* What you are asked to do:
Every line with the word "series" in it should be extracted from the data that follows.

** start of Material supplied **

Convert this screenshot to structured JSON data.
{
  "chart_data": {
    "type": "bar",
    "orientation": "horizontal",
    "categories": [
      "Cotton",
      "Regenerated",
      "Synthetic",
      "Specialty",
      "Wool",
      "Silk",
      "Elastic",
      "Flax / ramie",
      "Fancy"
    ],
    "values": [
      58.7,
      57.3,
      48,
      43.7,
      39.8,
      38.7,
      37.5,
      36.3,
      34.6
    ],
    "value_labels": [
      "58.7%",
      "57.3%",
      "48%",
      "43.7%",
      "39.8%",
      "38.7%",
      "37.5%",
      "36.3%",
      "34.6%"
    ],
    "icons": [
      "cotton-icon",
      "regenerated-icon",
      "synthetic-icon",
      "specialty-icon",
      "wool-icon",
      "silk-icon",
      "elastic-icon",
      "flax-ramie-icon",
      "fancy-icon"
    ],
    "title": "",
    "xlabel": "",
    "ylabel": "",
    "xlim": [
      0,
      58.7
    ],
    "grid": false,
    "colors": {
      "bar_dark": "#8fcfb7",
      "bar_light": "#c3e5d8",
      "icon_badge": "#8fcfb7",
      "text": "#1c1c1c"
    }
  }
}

** end of Material supplied **
** start of Material supplied **

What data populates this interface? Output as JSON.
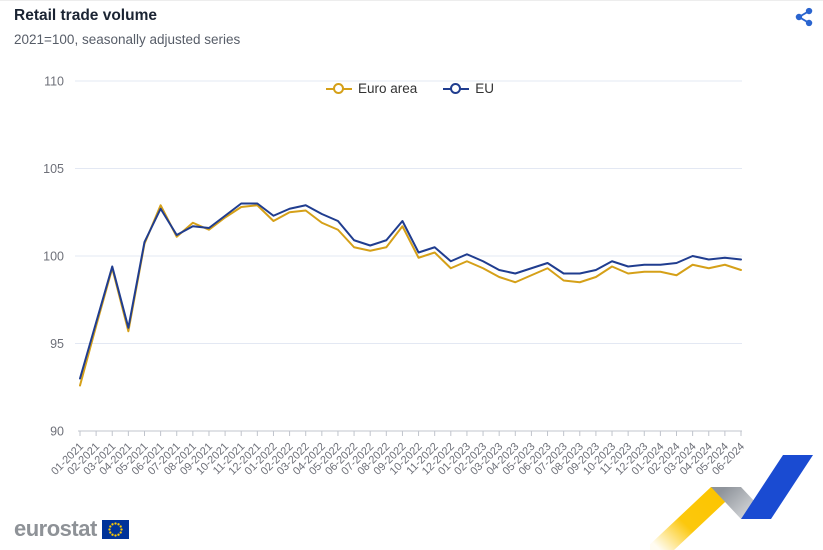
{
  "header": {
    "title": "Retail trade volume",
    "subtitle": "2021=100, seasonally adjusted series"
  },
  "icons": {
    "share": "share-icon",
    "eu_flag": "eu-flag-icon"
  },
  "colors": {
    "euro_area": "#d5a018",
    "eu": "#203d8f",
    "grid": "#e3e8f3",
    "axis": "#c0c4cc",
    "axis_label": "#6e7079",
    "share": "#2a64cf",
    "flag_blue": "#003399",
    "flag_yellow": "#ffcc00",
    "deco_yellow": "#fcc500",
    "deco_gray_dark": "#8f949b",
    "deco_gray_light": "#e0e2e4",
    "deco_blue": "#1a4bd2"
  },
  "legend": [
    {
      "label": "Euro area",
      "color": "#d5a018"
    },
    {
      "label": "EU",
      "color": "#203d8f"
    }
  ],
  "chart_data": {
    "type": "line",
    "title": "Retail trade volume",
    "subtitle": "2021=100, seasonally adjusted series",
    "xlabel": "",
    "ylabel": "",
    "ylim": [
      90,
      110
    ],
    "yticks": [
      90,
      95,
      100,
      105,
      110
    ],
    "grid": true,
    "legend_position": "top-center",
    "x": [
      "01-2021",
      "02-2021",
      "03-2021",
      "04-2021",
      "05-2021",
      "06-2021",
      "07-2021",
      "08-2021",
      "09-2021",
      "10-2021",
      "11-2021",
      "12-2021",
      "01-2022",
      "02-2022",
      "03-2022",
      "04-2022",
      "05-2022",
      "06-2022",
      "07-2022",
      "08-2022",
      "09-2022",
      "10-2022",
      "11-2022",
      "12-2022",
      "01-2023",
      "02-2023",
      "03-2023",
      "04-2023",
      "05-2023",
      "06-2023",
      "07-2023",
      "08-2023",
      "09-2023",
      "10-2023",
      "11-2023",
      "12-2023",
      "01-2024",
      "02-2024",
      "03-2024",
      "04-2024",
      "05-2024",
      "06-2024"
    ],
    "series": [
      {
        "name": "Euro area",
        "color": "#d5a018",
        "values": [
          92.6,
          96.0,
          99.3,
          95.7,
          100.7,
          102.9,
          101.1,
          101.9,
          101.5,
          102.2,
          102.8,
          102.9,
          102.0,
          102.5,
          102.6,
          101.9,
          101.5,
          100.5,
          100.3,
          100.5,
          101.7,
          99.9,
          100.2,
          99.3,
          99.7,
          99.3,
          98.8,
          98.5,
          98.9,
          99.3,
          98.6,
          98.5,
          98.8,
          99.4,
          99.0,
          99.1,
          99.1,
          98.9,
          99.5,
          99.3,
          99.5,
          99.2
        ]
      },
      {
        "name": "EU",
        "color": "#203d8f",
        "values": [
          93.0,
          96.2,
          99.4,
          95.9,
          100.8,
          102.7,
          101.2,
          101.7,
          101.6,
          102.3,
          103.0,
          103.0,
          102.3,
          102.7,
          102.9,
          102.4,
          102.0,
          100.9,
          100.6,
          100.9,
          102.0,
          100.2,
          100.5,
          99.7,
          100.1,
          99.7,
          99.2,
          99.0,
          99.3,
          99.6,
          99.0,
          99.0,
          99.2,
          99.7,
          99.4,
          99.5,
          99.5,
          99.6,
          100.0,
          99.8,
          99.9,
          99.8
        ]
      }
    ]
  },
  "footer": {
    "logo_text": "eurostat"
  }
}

** end of Material supplied **

* Response for this exercise:
    "subtitle": "2021=100, seasonally adjusted series"
    "subtitle": "2021=100, seasonally adjusted series",
    "series": [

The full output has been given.